* **What you will do**
Copy out all lines carrying the word "Analyst".
* BEGIN Dataset content *
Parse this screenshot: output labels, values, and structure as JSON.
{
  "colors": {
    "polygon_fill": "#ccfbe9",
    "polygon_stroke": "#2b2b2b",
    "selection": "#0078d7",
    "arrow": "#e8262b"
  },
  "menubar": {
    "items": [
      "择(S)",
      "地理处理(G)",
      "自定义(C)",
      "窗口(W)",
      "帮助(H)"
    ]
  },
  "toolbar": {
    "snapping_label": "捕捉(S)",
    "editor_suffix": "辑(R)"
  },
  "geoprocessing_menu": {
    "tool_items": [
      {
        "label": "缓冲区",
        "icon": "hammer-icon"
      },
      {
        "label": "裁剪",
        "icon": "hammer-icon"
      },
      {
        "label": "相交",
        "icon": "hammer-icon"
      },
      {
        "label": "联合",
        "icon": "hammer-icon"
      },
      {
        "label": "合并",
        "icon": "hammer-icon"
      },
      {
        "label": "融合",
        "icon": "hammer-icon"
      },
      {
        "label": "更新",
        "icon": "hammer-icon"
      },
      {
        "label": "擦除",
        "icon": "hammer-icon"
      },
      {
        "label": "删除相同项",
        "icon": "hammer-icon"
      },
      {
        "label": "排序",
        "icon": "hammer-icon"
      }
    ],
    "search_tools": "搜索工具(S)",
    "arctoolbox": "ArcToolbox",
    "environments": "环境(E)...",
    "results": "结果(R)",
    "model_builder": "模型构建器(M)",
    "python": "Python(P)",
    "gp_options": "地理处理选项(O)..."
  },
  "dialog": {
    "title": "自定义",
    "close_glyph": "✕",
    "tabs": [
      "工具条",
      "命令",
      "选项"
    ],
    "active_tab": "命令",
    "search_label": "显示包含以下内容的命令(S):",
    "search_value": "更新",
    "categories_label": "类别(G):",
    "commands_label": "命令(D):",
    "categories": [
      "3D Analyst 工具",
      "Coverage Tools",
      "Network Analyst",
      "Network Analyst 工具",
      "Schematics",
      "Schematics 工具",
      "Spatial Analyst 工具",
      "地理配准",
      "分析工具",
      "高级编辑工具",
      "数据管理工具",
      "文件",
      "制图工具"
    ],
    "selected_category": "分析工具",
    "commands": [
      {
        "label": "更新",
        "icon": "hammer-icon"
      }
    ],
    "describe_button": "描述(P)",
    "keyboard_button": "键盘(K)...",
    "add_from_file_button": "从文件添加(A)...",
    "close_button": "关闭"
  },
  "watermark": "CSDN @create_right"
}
* END Dataset content *
* **Exercise response**
      "3D Analyst 工具",
      "Network Analyst",
      "Network Analyst 工具",
      "Spatial Analyst 工具",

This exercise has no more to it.